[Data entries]
********************
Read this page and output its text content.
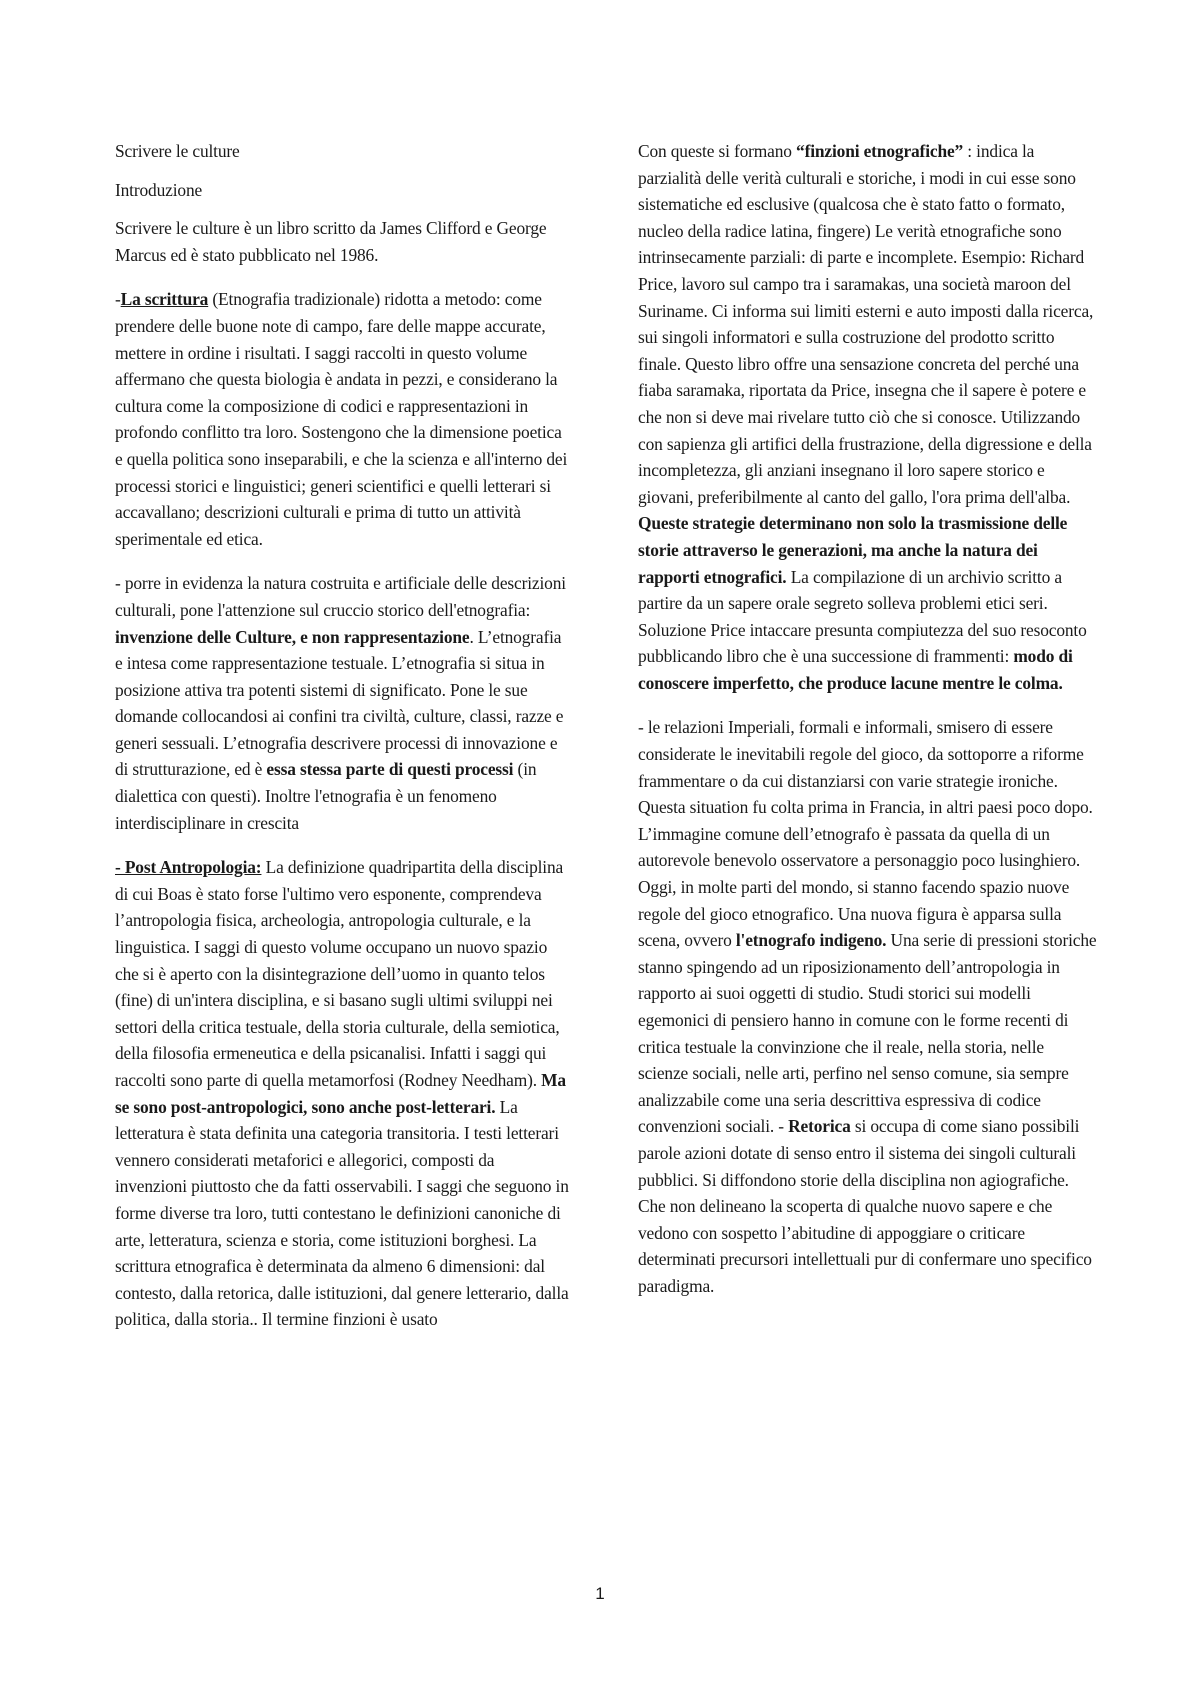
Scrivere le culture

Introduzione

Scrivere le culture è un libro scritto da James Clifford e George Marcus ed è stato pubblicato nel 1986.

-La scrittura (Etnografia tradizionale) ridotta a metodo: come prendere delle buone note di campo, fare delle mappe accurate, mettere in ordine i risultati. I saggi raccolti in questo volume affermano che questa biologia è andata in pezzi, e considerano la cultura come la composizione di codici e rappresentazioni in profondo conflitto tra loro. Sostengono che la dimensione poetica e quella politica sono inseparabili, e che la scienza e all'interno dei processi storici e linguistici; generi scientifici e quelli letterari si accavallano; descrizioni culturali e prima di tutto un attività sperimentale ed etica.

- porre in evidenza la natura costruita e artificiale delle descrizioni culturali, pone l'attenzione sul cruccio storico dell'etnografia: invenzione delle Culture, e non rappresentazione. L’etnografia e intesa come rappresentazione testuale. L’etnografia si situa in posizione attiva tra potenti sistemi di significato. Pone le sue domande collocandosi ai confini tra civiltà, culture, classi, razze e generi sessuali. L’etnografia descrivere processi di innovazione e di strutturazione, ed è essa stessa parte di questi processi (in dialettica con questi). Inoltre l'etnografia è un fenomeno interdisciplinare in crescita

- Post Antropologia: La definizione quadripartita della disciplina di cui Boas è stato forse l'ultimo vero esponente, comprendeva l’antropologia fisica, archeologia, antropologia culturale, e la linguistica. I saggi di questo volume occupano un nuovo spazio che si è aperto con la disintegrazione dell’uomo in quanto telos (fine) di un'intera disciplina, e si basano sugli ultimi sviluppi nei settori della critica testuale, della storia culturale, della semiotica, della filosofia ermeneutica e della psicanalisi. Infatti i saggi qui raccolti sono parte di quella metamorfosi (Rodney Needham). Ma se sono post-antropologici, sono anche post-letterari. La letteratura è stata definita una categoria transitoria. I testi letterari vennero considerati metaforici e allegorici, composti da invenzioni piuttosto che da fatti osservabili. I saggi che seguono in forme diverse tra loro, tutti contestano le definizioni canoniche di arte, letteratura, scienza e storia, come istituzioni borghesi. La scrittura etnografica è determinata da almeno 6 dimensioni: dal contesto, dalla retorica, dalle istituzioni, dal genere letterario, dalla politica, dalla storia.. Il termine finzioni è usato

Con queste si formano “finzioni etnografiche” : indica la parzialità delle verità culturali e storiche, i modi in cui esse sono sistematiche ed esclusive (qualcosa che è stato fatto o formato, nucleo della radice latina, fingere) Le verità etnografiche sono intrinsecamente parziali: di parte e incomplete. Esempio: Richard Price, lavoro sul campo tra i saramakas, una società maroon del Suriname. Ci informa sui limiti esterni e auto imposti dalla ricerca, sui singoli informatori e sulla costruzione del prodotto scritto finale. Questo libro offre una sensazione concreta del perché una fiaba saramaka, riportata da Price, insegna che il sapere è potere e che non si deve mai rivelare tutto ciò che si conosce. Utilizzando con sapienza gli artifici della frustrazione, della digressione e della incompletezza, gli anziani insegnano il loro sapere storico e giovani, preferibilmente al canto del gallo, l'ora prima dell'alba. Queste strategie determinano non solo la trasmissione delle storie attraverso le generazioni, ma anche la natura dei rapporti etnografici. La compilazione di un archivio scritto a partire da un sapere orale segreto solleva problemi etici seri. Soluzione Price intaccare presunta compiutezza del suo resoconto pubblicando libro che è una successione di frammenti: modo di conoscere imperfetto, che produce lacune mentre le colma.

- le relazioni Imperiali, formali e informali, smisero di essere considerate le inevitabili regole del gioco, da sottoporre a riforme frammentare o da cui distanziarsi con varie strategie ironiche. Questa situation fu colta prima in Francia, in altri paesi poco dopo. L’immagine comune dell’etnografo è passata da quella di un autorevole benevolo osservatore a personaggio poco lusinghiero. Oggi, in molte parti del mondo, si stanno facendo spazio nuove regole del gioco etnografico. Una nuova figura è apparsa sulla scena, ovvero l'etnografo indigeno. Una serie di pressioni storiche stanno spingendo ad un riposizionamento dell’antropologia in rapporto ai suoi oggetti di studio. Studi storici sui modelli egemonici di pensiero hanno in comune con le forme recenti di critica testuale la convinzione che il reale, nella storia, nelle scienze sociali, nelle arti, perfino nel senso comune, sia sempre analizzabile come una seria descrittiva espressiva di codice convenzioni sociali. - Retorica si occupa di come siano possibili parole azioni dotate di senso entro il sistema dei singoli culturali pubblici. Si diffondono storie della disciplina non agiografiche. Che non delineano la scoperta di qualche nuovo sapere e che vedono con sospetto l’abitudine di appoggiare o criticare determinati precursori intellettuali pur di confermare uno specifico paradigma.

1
********************
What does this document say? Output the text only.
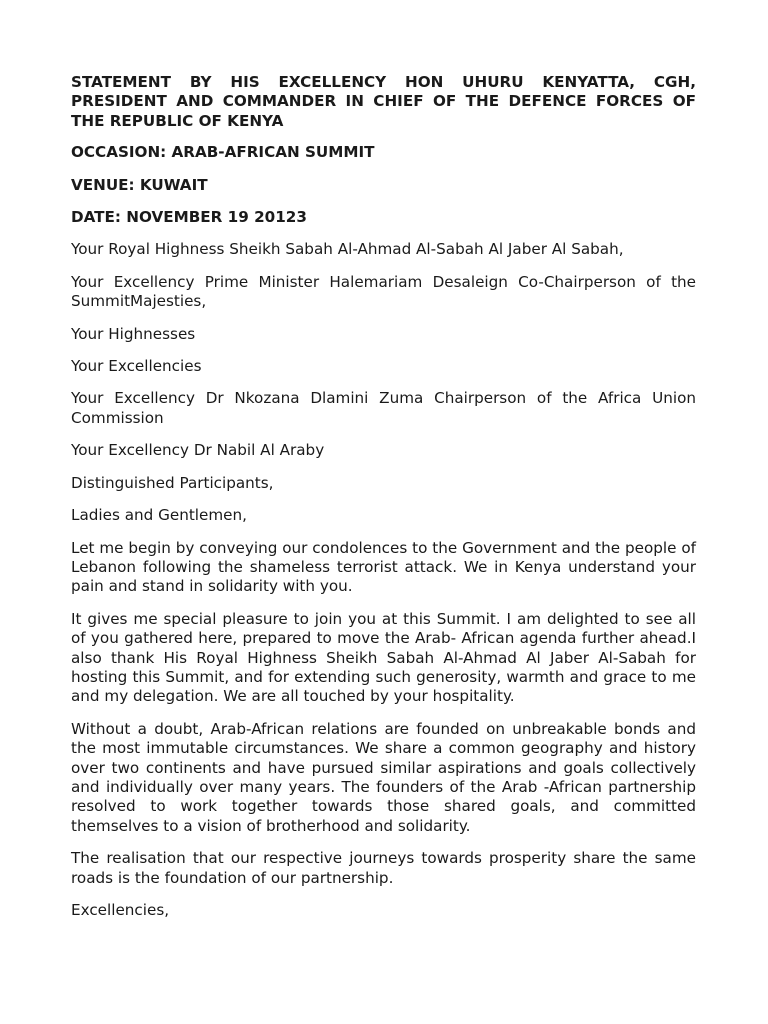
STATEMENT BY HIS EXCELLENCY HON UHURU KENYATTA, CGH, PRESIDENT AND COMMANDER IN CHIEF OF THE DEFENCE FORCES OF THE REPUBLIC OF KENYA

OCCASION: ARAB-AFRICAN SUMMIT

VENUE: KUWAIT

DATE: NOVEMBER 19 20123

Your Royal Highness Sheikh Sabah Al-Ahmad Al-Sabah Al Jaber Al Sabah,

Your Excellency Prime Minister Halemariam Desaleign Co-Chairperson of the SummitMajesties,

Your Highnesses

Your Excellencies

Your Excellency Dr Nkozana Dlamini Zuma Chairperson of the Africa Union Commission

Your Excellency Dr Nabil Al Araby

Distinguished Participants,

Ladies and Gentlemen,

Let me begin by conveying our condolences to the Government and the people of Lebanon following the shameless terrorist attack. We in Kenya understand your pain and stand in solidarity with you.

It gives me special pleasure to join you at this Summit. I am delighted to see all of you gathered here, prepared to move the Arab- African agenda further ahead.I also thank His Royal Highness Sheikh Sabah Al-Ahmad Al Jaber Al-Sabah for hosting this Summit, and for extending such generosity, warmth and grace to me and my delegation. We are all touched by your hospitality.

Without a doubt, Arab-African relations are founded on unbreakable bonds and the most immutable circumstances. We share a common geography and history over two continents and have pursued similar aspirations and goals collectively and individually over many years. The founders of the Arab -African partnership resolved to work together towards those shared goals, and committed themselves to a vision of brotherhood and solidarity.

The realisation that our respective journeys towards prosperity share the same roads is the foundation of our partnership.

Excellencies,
********************
- [Set task]: Wherever "Chairperson" shows up in a line, copy that line.

- [Response below]:
Your Excellency Prime Minister Halemariam Desaleign Co-Chairperson of the SummitMajesties,
Your Excellency Dr Nkozana Dlamini Zuma Chairperson of the Africa Union Commission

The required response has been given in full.